Written instruction
Return a copy of every line in the records that includes the word "normal".

Dataset rows about figures

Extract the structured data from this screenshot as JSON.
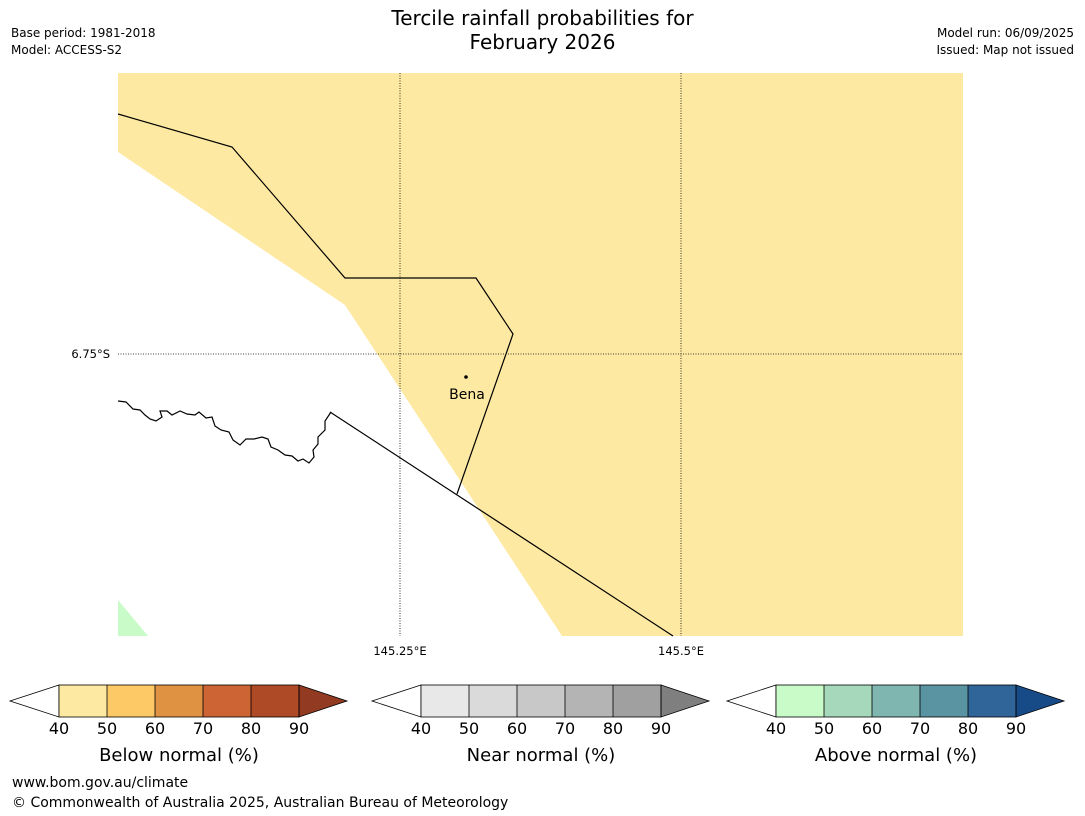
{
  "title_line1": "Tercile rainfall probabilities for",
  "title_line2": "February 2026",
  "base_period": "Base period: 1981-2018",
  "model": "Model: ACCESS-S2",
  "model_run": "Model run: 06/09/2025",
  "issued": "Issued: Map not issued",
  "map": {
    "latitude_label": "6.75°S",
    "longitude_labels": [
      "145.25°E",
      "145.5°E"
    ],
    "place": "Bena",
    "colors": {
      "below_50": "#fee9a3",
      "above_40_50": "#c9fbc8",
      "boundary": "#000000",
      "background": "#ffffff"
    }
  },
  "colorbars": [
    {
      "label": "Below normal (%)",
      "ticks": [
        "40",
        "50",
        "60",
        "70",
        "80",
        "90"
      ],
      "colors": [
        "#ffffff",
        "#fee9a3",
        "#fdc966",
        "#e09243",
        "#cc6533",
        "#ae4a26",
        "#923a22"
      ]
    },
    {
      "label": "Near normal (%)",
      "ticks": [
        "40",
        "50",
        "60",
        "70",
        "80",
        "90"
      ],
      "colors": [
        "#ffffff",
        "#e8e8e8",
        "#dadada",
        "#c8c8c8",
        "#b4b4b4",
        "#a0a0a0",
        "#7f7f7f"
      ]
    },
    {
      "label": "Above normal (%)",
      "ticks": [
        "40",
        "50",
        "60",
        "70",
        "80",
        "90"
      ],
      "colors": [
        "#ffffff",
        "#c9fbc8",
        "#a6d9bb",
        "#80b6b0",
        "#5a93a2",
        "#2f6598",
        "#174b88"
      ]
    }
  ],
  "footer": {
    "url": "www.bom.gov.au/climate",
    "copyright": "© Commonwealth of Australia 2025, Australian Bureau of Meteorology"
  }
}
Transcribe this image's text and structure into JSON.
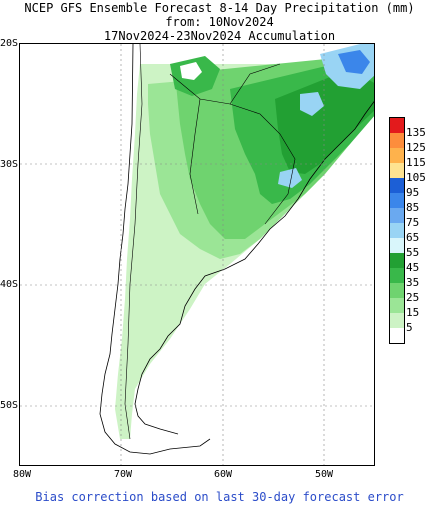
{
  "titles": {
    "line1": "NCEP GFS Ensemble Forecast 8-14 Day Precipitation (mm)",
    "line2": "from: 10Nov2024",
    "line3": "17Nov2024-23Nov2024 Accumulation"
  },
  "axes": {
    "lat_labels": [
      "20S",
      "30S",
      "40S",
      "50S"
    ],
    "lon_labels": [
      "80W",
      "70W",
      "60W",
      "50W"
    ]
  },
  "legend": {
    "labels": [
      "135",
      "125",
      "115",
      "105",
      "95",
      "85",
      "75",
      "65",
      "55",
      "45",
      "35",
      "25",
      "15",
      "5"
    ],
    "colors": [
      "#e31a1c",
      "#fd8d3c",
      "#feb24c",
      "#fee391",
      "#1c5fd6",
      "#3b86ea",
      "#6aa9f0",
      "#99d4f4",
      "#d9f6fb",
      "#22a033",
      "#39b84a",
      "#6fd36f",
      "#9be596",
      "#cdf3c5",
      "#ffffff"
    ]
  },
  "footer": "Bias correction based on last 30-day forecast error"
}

Answer below
      "label": "Below normal (%)",
      "label": "Near normal (%)",
      "label": "Above normal (%)",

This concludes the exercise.